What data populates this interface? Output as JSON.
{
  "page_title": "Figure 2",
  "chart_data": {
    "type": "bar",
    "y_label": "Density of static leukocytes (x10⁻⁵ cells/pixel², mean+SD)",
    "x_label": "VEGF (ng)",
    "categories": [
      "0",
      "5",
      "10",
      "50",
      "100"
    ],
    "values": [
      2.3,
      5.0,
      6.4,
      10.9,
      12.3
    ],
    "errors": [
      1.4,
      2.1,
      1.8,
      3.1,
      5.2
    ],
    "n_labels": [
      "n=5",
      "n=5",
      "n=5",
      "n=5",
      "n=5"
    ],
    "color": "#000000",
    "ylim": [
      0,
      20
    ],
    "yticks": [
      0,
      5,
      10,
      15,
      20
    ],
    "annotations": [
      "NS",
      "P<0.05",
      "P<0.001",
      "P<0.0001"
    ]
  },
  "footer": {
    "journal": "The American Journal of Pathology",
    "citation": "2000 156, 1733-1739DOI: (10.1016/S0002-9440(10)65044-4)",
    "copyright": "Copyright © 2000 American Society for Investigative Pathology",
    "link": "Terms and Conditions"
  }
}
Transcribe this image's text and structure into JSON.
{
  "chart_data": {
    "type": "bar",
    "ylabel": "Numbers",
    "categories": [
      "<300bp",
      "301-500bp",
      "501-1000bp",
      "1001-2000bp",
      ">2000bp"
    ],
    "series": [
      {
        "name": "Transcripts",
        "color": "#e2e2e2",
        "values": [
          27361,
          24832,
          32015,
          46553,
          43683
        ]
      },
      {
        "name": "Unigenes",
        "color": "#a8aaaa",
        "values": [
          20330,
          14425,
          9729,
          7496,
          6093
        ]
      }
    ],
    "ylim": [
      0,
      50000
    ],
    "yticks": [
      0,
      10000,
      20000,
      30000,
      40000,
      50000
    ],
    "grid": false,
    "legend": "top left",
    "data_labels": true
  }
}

★ ★ ★

▶ _Task objective_
Return every entry exactly.

▶ _Solved exercise_
What data populates this interface? Output as JSON.
{
  "page_title": "Figure 2",
  "chart_data": {
    "type": "bar",
    "y_label": "Density of static leukocytes (x10⁻⁵ cells/pixel², mean+SD)",
    "x_label": "VEGF (ng)",
    "categories": [
      "0",
      "5",
      "10",
      "50",
      "100"
    ],
    "values": [
      2.3,
      5.0,
      6.4,
      10.9,
      12.3
    ],
    "errors": [
      1.4,
      2.1,
      1.8,
      3.1,
      5.2
    ],
    "n_labels": [
      "n=5",
      "n=5",
      "n=5",
      "n=5",
      "n=5"
    ],
    "color": "#000000",
    "ylim": [
      0,
      20
    ],
    "yticks": [
      0,
      5,
      10,
      15,
      20
    ],
    "annotations": [
      "NS",
      "P<0.05",
      "P<0.001",
      "P<0.0001"
    ]
  },
  "footer": {
    "journal": "The American Journal of Pathology",
    "citation": "2000 156, 1733-1739DOI: (10.1016/S0002-9440(10)65044-4)",
    "copyright": "Copyright © 2000 American Society for Investigative Pathology",
    "link": "Terms and Conditions"
  }
}
Transcribe this image's text and structure into JSON.
{
  "chart_data": {
    "type": "bar",
    "ylabel": "Numbers",
    "categories": [
      "<300bp",
      "301-500bp",
      "501-1000bp",
      "1001-2000bp",
      ">2000bp"
    ],
    "series": [
      {
        "name": "Transcripts",
        "color": "#e2e2e2",
        "values": [
          27361,
          24832,
          32015,
          46553,
          43683
        ]
      },
      {
        "name": "Unigenes",
        "color": "#a8aaaa",
        "values": [
          20330,
          14425,
          9729,
          7496,
          6093
        ]
      }
    ],
    "ylim": [
      0,
      50000
    ],
    "yticks": [
      0,
      10000,
      20000,
      30000,
      40000,
      50000
    ],
    "grid": false,
    "legend": "top left",
    "data_labels": true
  }
}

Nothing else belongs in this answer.